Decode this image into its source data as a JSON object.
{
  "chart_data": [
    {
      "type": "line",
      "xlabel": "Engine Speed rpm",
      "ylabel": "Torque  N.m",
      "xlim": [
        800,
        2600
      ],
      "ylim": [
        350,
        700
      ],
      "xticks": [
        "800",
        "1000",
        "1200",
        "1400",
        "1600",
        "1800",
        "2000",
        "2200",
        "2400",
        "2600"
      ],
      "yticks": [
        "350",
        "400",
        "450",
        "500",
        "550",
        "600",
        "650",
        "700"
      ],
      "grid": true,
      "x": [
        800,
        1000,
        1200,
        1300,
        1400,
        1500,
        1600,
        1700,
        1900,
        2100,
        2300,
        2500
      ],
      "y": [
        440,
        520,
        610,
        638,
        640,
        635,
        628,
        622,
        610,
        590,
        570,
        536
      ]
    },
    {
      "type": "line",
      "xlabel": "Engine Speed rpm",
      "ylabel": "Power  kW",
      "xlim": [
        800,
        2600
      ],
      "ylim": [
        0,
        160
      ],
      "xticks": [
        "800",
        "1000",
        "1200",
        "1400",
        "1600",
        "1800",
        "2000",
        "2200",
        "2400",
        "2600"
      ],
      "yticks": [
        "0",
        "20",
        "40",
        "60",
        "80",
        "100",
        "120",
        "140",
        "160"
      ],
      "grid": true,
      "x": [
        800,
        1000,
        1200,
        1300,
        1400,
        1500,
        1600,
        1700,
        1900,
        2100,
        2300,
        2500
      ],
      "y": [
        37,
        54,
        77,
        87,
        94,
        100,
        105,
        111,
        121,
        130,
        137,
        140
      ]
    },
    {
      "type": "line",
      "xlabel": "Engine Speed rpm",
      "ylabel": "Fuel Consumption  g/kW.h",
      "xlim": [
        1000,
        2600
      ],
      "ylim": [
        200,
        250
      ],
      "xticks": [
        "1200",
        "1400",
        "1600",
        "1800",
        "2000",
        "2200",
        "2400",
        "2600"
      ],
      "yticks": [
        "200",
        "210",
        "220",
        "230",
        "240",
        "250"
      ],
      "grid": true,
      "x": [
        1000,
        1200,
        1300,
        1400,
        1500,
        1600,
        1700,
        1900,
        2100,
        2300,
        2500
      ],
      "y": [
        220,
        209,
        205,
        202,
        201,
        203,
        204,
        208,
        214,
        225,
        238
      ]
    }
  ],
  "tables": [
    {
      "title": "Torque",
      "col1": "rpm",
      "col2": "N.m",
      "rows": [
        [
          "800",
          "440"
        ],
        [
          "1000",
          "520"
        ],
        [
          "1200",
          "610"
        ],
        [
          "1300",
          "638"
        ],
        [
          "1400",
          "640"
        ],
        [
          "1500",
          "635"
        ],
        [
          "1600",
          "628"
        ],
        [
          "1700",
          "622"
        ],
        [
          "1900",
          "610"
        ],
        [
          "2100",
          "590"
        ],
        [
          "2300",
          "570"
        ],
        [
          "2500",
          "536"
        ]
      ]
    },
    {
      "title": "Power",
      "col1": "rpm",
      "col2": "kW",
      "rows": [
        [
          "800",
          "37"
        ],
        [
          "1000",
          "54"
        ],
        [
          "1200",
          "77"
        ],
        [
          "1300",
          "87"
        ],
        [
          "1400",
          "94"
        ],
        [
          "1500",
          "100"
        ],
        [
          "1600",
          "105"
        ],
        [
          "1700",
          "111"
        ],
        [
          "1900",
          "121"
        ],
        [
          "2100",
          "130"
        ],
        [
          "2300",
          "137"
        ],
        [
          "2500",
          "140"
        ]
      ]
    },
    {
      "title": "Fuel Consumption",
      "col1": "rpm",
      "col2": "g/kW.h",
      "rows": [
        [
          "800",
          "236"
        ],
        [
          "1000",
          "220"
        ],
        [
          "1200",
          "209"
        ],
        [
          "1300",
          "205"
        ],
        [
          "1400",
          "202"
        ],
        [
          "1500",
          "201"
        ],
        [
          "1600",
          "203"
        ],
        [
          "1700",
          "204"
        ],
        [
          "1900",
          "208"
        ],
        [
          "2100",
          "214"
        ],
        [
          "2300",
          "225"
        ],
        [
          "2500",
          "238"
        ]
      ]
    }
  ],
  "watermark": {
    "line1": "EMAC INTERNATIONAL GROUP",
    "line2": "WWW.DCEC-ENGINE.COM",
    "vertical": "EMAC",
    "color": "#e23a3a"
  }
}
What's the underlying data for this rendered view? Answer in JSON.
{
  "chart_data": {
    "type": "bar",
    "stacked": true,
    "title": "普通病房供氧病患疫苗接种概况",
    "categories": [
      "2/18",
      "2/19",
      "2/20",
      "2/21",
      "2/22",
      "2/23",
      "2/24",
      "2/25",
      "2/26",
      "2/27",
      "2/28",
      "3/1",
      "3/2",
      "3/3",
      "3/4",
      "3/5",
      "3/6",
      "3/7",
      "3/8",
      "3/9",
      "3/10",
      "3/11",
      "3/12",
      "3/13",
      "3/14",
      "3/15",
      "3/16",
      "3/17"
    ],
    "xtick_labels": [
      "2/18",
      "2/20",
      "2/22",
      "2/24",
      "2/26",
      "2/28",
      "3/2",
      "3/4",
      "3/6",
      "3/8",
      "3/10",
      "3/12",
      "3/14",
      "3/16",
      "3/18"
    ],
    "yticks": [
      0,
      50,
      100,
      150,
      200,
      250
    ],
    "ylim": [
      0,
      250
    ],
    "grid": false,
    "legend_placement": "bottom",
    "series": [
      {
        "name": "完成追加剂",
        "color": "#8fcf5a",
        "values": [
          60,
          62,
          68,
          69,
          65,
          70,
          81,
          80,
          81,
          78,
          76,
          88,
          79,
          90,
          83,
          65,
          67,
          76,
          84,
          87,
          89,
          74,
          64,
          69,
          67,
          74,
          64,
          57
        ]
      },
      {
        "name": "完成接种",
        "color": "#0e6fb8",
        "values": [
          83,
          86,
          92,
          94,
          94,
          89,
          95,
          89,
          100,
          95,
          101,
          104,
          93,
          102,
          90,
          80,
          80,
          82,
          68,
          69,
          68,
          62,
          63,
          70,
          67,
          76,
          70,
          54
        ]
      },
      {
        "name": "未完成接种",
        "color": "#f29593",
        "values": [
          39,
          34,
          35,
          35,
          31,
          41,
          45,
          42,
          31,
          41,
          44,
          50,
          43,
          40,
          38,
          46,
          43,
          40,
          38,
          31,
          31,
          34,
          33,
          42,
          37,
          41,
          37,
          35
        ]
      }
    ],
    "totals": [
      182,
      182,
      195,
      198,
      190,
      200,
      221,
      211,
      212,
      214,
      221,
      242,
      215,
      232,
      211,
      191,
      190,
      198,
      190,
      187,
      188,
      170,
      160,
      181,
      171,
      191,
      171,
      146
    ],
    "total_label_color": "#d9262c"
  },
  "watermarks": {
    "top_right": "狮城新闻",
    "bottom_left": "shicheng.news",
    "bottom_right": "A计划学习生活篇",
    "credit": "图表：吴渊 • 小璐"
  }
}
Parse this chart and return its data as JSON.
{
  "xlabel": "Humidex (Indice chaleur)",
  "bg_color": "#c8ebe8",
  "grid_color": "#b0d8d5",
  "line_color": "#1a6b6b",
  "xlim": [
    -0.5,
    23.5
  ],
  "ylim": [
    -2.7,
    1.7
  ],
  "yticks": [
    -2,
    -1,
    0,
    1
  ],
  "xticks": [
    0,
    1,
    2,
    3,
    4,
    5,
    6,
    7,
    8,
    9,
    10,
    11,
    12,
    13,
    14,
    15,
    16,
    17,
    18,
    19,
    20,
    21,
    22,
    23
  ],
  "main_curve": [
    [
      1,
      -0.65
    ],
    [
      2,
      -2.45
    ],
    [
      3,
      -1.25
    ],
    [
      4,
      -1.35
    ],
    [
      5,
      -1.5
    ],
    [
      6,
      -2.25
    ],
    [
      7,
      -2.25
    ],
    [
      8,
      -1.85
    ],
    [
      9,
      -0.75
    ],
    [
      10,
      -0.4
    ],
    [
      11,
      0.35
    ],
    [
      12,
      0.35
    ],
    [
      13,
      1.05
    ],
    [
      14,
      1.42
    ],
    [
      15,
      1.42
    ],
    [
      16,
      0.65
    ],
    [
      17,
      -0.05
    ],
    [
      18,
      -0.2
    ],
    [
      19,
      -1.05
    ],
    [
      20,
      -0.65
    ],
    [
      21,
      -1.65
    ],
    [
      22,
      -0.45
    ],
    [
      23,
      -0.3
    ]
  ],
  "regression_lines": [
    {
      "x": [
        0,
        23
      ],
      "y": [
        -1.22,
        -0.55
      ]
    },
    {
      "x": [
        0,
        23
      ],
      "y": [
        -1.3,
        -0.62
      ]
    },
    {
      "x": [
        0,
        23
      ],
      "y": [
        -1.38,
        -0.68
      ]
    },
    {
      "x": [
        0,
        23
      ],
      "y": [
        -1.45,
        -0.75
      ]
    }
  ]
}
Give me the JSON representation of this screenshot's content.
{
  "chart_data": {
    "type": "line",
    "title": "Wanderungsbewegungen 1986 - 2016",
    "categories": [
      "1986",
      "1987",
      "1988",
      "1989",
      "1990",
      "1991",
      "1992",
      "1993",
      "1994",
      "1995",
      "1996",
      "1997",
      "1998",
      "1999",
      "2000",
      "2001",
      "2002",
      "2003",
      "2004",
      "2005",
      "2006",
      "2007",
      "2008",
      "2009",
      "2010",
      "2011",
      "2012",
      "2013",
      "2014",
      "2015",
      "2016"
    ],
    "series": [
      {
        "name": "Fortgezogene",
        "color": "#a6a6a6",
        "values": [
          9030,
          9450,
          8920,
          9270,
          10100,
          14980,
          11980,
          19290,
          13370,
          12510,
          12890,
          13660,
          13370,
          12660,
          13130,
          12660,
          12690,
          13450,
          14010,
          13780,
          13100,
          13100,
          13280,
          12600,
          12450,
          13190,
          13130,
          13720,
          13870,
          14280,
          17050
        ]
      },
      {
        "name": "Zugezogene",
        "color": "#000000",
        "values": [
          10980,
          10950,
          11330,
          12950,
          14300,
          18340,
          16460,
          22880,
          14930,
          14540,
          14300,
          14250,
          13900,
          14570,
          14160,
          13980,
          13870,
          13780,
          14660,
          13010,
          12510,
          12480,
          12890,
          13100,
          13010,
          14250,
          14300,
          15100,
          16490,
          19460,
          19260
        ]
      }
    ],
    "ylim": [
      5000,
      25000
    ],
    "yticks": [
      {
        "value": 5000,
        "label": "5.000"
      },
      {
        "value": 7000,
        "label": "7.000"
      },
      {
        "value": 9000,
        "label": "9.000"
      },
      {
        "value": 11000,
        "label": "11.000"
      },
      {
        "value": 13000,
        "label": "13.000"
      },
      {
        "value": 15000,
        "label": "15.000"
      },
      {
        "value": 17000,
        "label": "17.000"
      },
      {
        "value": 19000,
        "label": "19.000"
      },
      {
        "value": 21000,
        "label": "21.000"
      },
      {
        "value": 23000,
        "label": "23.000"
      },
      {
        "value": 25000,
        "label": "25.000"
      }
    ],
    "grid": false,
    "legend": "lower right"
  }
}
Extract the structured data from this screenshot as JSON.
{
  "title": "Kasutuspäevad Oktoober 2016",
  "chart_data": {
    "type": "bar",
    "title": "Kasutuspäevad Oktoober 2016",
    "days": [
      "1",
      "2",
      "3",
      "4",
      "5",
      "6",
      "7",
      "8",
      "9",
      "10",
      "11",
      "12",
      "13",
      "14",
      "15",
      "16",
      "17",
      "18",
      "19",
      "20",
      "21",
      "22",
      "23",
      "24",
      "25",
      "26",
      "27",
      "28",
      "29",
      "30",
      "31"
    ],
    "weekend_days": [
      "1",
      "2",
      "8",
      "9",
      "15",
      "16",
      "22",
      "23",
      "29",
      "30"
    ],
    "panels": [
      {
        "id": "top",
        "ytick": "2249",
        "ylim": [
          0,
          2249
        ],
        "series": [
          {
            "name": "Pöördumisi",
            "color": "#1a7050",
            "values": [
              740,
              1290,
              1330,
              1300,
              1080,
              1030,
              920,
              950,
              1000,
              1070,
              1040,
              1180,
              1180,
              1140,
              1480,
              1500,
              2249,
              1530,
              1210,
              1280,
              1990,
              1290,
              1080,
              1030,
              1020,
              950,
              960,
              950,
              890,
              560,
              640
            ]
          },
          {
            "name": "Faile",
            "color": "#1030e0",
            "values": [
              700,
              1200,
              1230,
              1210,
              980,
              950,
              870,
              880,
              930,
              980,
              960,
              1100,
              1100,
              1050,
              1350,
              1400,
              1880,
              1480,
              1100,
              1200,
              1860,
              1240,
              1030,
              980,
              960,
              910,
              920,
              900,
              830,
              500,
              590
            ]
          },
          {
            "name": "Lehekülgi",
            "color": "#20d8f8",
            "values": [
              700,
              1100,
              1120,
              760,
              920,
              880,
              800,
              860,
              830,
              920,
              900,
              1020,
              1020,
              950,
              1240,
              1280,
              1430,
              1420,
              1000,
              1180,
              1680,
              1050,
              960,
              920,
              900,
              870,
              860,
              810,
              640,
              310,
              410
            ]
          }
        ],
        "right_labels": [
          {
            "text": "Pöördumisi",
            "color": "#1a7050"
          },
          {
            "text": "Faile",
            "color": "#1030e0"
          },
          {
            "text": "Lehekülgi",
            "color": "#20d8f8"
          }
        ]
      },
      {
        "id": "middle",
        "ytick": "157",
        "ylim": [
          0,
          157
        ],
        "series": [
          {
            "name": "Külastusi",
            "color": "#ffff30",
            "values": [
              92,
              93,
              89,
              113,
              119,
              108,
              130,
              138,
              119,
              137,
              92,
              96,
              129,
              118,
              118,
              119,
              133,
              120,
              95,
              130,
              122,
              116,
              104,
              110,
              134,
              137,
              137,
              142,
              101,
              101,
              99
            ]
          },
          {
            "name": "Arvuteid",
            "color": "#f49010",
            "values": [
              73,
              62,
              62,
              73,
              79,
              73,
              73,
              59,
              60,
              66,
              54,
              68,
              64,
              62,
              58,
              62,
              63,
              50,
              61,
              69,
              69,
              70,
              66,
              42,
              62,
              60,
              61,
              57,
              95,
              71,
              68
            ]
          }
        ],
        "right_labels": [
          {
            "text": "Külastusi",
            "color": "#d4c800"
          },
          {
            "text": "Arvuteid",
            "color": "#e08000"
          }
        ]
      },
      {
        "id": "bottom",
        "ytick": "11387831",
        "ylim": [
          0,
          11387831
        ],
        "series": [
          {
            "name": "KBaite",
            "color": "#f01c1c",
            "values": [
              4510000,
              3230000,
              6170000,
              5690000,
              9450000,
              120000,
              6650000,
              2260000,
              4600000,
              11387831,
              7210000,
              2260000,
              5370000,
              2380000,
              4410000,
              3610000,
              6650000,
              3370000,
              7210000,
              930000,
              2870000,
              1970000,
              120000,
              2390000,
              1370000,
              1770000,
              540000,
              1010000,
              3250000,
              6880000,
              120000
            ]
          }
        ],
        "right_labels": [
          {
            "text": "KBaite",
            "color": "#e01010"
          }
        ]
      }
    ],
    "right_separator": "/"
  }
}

Given request: Find the lines with the string "JSON" and reproduce them.

The answer:
Decode this image into its source data as a JSON object.
What's the underlying data for this rendered view? Answer in JSON.
Parse this chart and return its data as JSON.
Give me the JSON representation of this screenshot's content.
Extract the structured data from this screenshot as JSON.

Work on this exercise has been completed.